*Description of the task*. Pull out every line with the word "формула".

*Record set*.
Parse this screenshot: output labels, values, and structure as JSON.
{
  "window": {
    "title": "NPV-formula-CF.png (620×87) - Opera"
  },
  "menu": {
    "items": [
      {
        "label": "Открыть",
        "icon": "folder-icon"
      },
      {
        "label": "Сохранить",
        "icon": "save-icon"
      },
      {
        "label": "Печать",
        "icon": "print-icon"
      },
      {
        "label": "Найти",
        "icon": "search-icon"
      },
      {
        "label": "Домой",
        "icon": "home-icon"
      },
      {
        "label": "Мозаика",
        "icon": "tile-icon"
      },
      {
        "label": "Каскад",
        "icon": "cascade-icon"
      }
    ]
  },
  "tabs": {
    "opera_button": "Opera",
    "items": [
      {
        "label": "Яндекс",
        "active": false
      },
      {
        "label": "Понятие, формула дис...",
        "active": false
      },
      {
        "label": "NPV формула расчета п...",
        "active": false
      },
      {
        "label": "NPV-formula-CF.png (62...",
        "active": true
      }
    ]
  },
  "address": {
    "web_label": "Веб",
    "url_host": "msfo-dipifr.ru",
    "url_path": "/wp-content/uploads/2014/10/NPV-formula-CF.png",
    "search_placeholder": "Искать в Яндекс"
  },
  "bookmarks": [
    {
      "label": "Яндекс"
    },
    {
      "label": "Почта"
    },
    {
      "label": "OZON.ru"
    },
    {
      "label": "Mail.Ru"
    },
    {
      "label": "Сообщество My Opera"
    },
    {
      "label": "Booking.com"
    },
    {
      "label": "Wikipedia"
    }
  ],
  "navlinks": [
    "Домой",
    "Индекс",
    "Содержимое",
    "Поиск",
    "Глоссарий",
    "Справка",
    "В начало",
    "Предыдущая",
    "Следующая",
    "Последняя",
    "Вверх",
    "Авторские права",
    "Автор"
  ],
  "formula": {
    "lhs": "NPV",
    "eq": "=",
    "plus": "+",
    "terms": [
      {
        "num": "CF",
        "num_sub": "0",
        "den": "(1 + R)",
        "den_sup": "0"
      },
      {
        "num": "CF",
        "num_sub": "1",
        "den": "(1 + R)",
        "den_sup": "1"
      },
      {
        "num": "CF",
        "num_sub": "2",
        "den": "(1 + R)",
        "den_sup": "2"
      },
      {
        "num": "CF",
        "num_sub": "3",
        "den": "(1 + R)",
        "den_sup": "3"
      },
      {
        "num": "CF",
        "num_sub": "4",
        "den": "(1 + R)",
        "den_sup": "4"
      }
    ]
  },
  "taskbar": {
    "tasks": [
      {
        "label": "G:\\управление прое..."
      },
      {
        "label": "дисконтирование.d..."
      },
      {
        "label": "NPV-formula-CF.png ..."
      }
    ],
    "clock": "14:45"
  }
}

*Answer for the task*.
        "label": "Понятие, формула дис...",
        "label": "NPV формула расчета п...",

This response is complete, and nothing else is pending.